-- Task inputs start --
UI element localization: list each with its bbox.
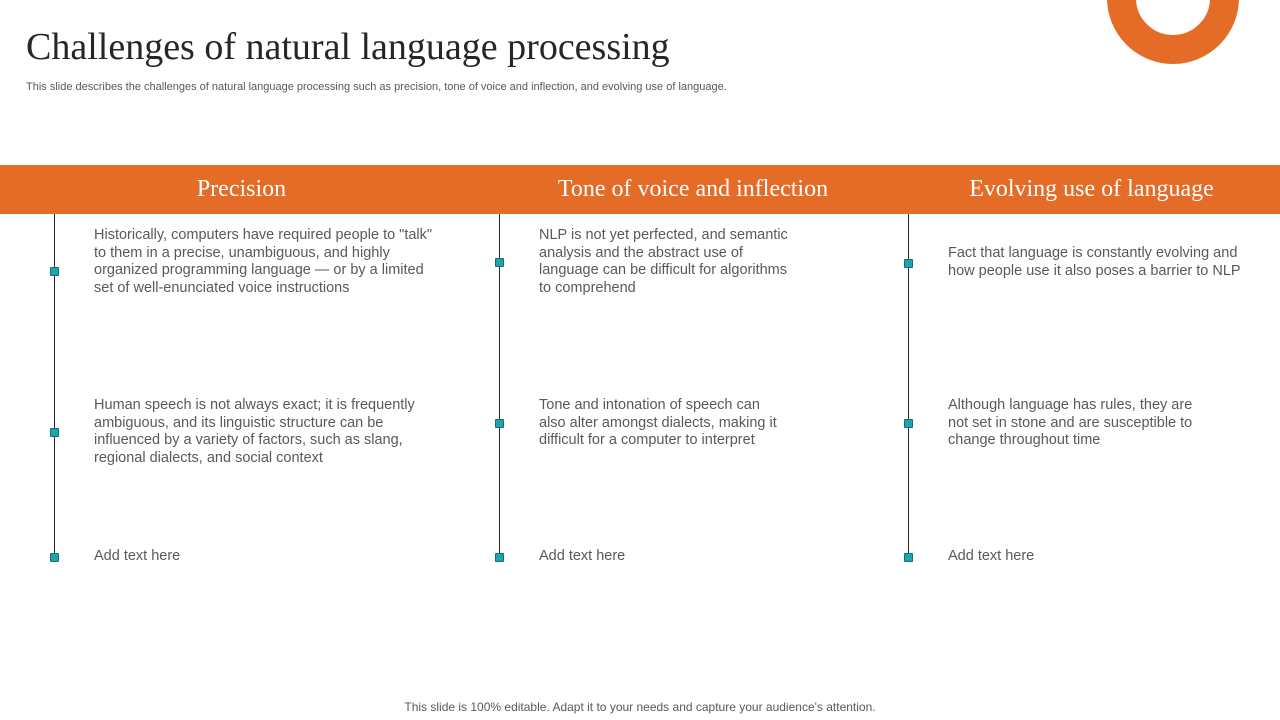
precision-point-3: Add text here [94, 548, 181, 564]
timeline-node [495, 553, 504, 562]
timeline-node [50, 267, 59, 276]
evolving-point-2: Although language has rules, they are no… [948, 397, 1193, 449]
timeline-node [50, 428, 59, 437]
tone-point-2: Tone and intonation of speech can also a… [539, 397, 777, 449]
evolving-point-3: Add text here [948, 548, 1035, 564]
tone-point-1: NLP is not yet perfected, and semantic a… [539, 227, 788, 296]
timeline-node [50, 553, 59, 562]
timeline-node [904, 419, 913, 428]
evolving-point-1: Fact that language is constantly evolvin… [948, 245, 1241, 279]
timeline-line-tone [499, 214, 500, 558]
precision-point-1: Historically, computers have required pe… [94, 227, 433, 296]
timeline-node [495, 419, 504, 428]
timeline-node [904, 553, 913, 562]
decorative-ring-shape [1107, 0, 1239, 64]
column-heading-precision: Precision [196, 176, 287, 202]
slide-title: Challenges of natural language processin… [26, 26, 670, 68]
timeline-line-precision [54, 214, 55, 558]
timeline-node [904, 259, 913, 268]
timeline-node [495, 258, 504, 267]
column-header-band [0, 165, 1280, 214]
timeline-line-evolving [908, 214, 909, 558]
column-heading-tone-of-voice: Tone of voice and inflection [557, 176, 829, 202]
slide-subtitle: This slide describes the challenges of n… [26, 81, 727, 93]
slide-footer-note: This slide is 100% editable. Adapt it to… [404, 700, 876, 714]
tone-point-3: Add text here [539, 548, 626, 564]
precision-point-2: Human speech is not always exact; it is … [94, 397, 415, 466]
column-heading-evolving-language: Evolving use of language [969, 176, 1214, 202]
-- Task inputs end --
What is required
Reproduce the lines beginning at the line that contains "precision-point-3: Add text" and ending after the line that contains "tone-point-2: Tone and", changing "timeline-node" to "timeline-marker" and leaving everything else unchanged.

Answer
precision-point-3: Add text here [94, 548, 181, 564]
timeline-marker [495, 553, 504, 562]
timeline-marker [50, 267, 59, 276]
evolving-point-2: Although language has rules, they are no… [948, 397, 1193, 449]
timeline-marker [50, 428, 59, 437]
tone-point-2: Tone and intonation of speech can also a… [539, 397, 777, 449]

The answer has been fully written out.